• TASK 1:
Answer these questions from the kayak storage discussion:
(a) What does one writer put under the stern before leaning the kayaks against the wall?
(b) What did the bottoms of the kayaks in the vertical racks rest on?
(c) What knot is suggested for the loop tied to the eye screw?
• TASK 2: Please sum up the kayak storage discussion in two sentences.
• TASK 3: Pick up the kayak storage discussion after its last sentence and continue it.

• SELECTED EXTRACT:
------------------------------------

Personally, Id ask the manufacturer and get their recommendation. I dont see it as a problem for glass boats but plastic may be a problem, particlarly if hot in there. My two-cents worth!!

I’m no physicist, but I would think…
…suspension would be far better than resting on a

surface, in terms of resisting compaction of the little molecules.

That’s how
most manufacturers store their inventory prior to shipping. It’s a great way to store kayaks.

I store
both my plastic and my wood kayak vertically in my shop. I just place a small scrap piece of carpet under the stern and lean them against the wall. I am good for up to 18 1/2 feet long boats!

Vertical Racks
I’ve seen kayaks stored vertically leaning against a center column/wall in racks that separate them in narrow stalls, about five to six feet from the floor. The bottom of the kayaks rest in dense foam, even styrofoam would work, as it would distribute forces better. The ones I viewed rested on minicell blocks and were quite neatly arrayed. My bicycles hang vertically from the ceiling in this fashion, but of course here I have the wheels to hang from; I’m not sure I’d trust the grab loop of the boats with the entire weight.

vertical storage
I’d put a substantial eye screw (or something similar)in the ceiling joist and tie a loop (bowline knot) slip the bow of the kayak thru the loop then thru the stern handle and hoist it up. If you make the loop too big, it will catch the sprayskirt coaming, but I’d recommend it match the front bulkhead location. Even if you want it to touch the ground for stability, you control the bulk of the weight by the rope/strap. Tie the other end down to whatever is convenient.

------------------------------------

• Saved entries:
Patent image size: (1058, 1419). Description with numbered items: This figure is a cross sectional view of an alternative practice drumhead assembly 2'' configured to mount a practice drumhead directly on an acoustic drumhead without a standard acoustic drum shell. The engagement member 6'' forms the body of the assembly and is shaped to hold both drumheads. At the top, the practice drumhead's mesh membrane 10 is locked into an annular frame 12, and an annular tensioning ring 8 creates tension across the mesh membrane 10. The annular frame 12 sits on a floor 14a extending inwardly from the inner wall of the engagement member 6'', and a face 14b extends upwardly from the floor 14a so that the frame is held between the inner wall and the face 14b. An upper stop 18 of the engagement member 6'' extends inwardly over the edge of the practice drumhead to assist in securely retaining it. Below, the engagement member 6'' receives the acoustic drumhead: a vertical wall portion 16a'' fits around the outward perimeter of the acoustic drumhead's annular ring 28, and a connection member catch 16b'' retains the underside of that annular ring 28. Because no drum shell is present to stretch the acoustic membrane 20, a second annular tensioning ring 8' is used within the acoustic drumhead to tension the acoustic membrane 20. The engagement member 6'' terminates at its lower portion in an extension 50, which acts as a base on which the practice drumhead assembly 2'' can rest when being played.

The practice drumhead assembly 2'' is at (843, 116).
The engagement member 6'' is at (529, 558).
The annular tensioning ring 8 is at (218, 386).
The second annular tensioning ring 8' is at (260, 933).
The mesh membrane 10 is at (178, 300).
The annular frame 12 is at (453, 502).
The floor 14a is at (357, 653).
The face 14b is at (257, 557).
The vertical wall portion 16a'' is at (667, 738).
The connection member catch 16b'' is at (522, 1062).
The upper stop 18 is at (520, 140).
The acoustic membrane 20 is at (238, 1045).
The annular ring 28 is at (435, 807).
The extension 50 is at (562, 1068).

------------------------------------

• ANSWER BOX 1:
(a) A small scrap piece of carpet.
(b) Minicell blocks.
(c) A bowline knot.

• ANSWER BOX 2: Several writers discuss storing kayaks vertically, with one suggesting asking the manufacturer and noting that plastic boats may be a problem, especially in heat, while others say manufacturers store inventory this way before shipping. Methods described include leaning boats against a wall on a scrap of carpet, racks with narrow stalls where the boats rest on foam, and hanging a boat from a ceiling eye screw with a rope loop tied in a bowline knot.

• ANSWER BOX 3:
Do not hang your boats by their grab loops. they are really designed for safety-if you need to grab the boat while you are in the water. it is not even good to carry the boat with any weight in it by those handles. if you hang them by that then they will slowly rip the plastic area where the handles are.

lean them against a wall is the best. put something on the ground so that they cannot slip out.

i would never lean a long glass boat like that-if it fell it could easily snap in pieces.

Eastern Mountain Sports -140

yak storage
As a beginner, take this suggestion for what it is worth.

Would a garden hose holder,half curve metal type, covered with scrap carpet work.

Just hang the yaks on it and let the weight be distrubited over most of the front or rear coaming.

Many manufacturers recommend storing kayaks standing vertically on end.

I’ve stored my boats that way since I got them, no problems. I bungy a bucket to the bow to protect from scratches. Also the handle of the bucket is useful for getting the boat in position.

Originally I was going to rig a pulley to help get the boat vertical, but the bucket handle works so well that I never got around to it.

Standing kayaks

– Last Updated: Feb-01-06 8:59 PM EST –

I store my 14'6" plastic kayak standing on end. I use a rope and pulley to raise it up, and put a carpet scrap under the bottom end. I keep some tension on the rope, and bungie the lower end to the wall. Short of a storm taking down the whole building, it's not moving. I can put it up or take it down alone, altho it is easier having my bride help steer it. Not much work for either of us. This method takes up so much less space, and is how it was displayed in the store where I bought it.

No deformation of any type has been noticed in a year of storing this way.

Jim in WI

Thank You Everybody!
Thank you everyone for some GREAT ideas—I will definitely being using them!

Thanks again!!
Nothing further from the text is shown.